- What this task involves
Go through the entries below and print each one exactly, leaving out pictures.

- Source data
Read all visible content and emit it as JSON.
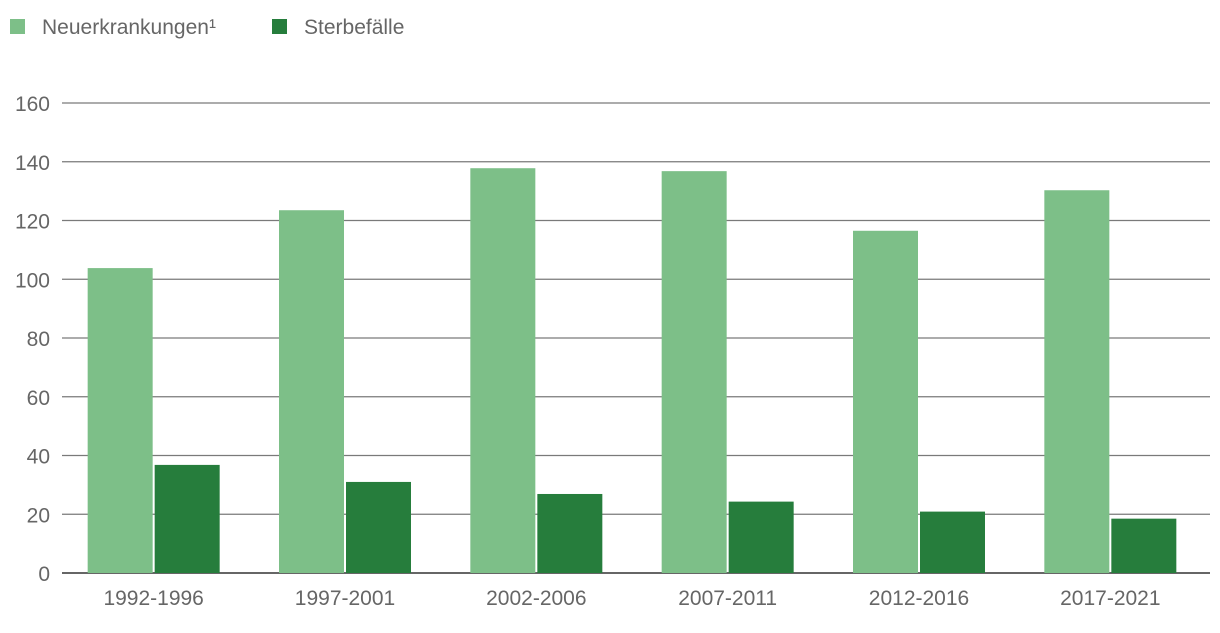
{
  "chart_data": {
    "type": "bar",
    "title": "",
    "xlabel": "",
    "ylabel": "",
    "categories": [
      "1992-1996",
      "1997-2001",
      "2002-2006",
      "2007-2011",
      "2012-2016",
      "2017-2021"
    ],
    "series": [
      {
        "name": "Neuerkrankungen¹",
        "color": "#7dbf88",
        "values": [
          103.8,
          123.5,
          137.8,
          136.8,
          116.5,
          130.3
        ]
      },
      {
        "name": "Sterbefälle",
        "color": "#267d3c",
        "values": [
          36.8,
          31.0,
          26.9,
          24.3,
          20.9,
          18.5
        ]
      }
    ],
    "ylim": [
      0,
      160
    ],
    "yticks": [
      0,
      20,
      40,
      60,
      80,
      100,
      120,
      140,
      160
    ],
    "grid": true,
    "legend_position": "top-left"
  }
}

- Answer to this exercise
Read all visible content and emit it as JSON.
{
  "chart_data": {
    "type": "bar",
    "title": "",
    "xlabel": "",
    "ylabel": "",
    "categories": [
      "1992-1996",
      "1997-2001",
      "2002-2006",
      "2007-2011",
      "2012-2016",
      "2017-2021"
    ],
    "series": [
      {
        "name": "Neuerkrankungen¹",
        "color": "#7dbf88",
        "values": [
          103.8,
          123.5,
          137.8,
          136.8,
          116.5,
          130.3
        ]
      },
      {
        "name": "Sterbefälle",
        "color": "#267d3c",
        "values": [
          36.8,
          31.0,
          26.9,
          24.3,
          20.9,
          18.5
        ]
      }
    ],
    "ylim": [
      0,
      160
    ],
    "yticks": [
      0,
      20,
      40,
      60,
      80,
      100,
      120,
      140,
      160
    ],
    "grid": true,
    "legend_position": "top-left"
  }
}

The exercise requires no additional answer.